◆ Brief 1 ◆
Reproduce the passage on the DOJ white paper word for word, between "1. There may" and "is an imminent threat.", inclusive.

5 Disturbing Aspects of the DOJ White Paper on the President’s License to Kill

2f59Obama CNN interview 5 Disturbing Aspects of the DOJ White Paper on the Presidents License to Kill

The Justice Department white paper on “The Lawfulness of a Lethal Operation Directed Against a U.S. Citizen Who Is a Senior Operational Leader of Al-Qa’ida or an Associated Force,” noted earlier tonight by Mike Riggs, fills in the fine print of the license to kill claimed by President Obama in several ways, none of them reassuring. The main conclusion of the paper, which was obtained by NBC News, is that “it would be lawful for the United States to conduct a lethal operation outside the United States against a U.S. citizen who is a senior, operational leader of al-Qa’ida or an associated force of al-Qa’ ida without violating the Constitution or…federal statutes…under the following conditions: (1) an informed, high-level official of the U.S. government has determined that the targeted individual poses an imminent threat of violent attack against the United States; (2) capture is infeasible, and the United States continues to monitor whether capture becomes feasible; and (3) the operation is conducted in a manner consistent with the four fundamental principles of the laws of war governing the use of force”—i.e., “necessity, distinction, proportionality, and humanity.” Here are five points worth highlighting:

1. There may be other situations in which the president believes he has the authority to order the death of someone he perceives as an enemy. As the Justice Department repeatedly warns, “This paper does not attempt to determine the minimum requirements necessary to render such an operation lawful, nor does it assess what might be required to render a lethal operation against a U.S. citizen lawful in other circumstances.”

2. The determination of whether someone is in fact “a senior, operational leader of al-Qa’ida or an associated force” is made entirely within the executive branch, presumably by the same “informed, high-level official” who decides whether the target is an imminent threat.

3. The “imminent threat” determination is not really a distinct step in the process of authorizing summary execution by drone. “The condition that an operational leader present an ‘imminent’ threat of violent attack against the United States does not require the United States to have clear evidence that a specific attack on U.S. persons and interests will take place in the immediate future,” the paper explains. For example, “where the al-Qa’ida member in question has recently been involved in activities posing an imminent threat of violent attack against the United States, and there is no evidence suggesting that he has renounced or abandoned such activities, that member’s involvement in al-Qa’ida’s continuing terrorist campaign against the United States would support the conclusion that the member poses an imminent threat.” In other words, identifying someone as a current or past operational leader is pretty much the same as deciding he poses an imminent threat.

4. Although the requirement that capture be “infeasible” could be read as ruling out drone attacks within the United States or in friendly countries willing and able to assist in the apprehension of suspected terrorists, the paper identifies no geographic limit on lethal strikes against people deemed to be imminent threats. It explicitly rejects the notion that attacks should be limited to “the zone of active hostilities.” (Hence the drone strikes in Pakistan and Yemen.) As for obtaining permission from the government of the country where the target is located, the paper says “a lethal operation in a foreign country would be consistent with international legal principles of sovereignty and neutrality if it were conducted, for example, with the consent of the host nation’s government or after a determination that the host nation is unable or unwilling to suppress the threat posed by the individual targeted.” In other words, firing missiles at a suspected terrorist is permissible under international law only if the host nation’s government 1) agrees to allow the attack or 2) refuses to allow the attack.

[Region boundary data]
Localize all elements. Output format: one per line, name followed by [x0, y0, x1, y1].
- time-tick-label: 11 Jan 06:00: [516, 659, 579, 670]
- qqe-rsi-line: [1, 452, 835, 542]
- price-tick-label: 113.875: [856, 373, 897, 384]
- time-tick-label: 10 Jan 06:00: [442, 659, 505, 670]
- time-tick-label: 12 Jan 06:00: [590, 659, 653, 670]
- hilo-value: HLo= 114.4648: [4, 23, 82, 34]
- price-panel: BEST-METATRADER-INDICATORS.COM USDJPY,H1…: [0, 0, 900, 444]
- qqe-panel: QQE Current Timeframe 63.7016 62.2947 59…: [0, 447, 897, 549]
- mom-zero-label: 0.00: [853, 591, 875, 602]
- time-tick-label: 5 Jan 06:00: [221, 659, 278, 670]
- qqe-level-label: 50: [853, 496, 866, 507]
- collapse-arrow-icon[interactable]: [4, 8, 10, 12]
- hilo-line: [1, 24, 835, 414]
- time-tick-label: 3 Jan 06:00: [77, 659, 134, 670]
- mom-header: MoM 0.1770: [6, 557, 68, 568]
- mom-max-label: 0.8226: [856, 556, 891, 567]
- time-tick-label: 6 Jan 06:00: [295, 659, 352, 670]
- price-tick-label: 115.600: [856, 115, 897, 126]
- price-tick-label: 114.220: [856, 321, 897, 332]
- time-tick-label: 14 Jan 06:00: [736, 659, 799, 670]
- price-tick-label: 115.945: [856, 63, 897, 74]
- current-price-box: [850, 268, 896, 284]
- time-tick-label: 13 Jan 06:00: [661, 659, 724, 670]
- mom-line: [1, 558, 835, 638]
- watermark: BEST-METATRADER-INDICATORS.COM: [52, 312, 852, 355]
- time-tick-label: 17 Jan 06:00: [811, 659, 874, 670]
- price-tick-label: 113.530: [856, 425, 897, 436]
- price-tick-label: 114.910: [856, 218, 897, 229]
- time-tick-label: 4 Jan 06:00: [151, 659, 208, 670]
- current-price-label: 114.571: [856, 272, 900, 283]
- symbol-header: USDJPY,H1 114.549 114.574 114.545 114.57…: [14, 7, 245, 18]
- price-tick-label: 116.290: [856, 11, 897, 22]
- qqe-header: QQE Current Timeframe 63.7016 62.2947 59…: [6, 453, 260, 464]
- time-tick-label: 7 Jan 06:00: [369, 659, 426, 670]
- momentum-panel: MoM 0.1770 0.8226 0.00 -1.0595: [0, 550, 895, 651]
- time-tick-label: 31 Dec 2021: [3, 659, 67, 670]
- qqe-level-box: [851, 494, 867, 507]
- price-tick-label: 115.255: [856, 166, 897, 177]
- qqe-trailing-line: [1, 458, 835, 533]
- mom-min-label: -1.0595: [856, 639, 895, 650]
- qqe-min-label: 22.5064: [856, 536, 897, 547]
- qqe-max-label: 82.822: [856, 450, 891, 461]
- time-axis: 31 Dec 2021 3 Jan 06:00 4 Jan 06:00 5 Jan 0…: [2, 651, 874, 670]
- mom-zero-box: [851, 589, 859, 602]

◆ Brief 2 ◆
Quote the entries from their first line through the line holding "- current-price-box: [850, 268, 896, 284]", inclusive.

◆ Output 1 ◆
1. There may be other situations in which the president believes he has the authority to order the death of someone he perceives as an enemy. As the Justice Department repeatedly warns, “This paper does not attempt to determine the minimum requirements necessary to render such an operation lawful, nor does it assess what might be required to render a lethal operation against a U.S. citizen lawful in other circumstances.”

2. The determination of whether someone is in fact “a senior, operational leader of al-Qa’ida or an associated force” is made entirely within the executive branch, presumably by the same “informed, high-level official” who decides whether the target is an imminent threat.

◆ Output 2 ◆
Localize all elements. Output format: one per line, name followed by [x0, y0, x1, y1].
- time-tick-label: 11 Jan 06:00: [516, 659, 579, 670]
- qqe-rsi-line: [1, 452, 835, 542]
- price-tick-label: 113.875: [856, 373, 897, 384]
- time-tick-label: 10 Jan 06:00: [442, 659, 505, 670]
- time-tick-label: 12 Jan 06:00: [590, 659, 653, 670]
- hilo-value: HLo= 114.4648: [4, 23, 82, 34]
- price-panel: BEST-METATRADER-INDICATORS.COM USDJPY,H1…: [0, 0, 900, 444]
- qqe-panel: QQE Current Timeframe 63.7016 62.2947 59…: [0, 447, 897, 549]
- mom-zero-label: 0.00: [853, 591, 875, 602]
- time-tick-label: 5 Jan 06:00: [221, 659, 278, 670]
- qqe-level-label: 50: [853, 496, 866, 507]
- collapse-arrow-icon[interactable]: [4, 8, 10, 12]
- hilo-line: [1, 24, 835, 414]
- time-tick-label: 3 Jan 06:00: [77, 659, 134, 670]
- mom-header: MoM 0.1770: [6, 557, 68, 568]
- mom-max-label: 0.8226: [856, 556, 891, 567]
- time-tick-label: 6 Jan 06:00: [295, 659, 352, 670]
- price-tick-label: 115.600: [856, 115, 897, 126]
- price-tick-label: 114.220: [856, 321, 897, 332]
- time-tick-label: 14 Jan 06:00: [736, 659, 799, 670]
- price-tick-label: 115.945: [856, 63, 897, 74]
- current-price-box: [850, 268, 896, 284]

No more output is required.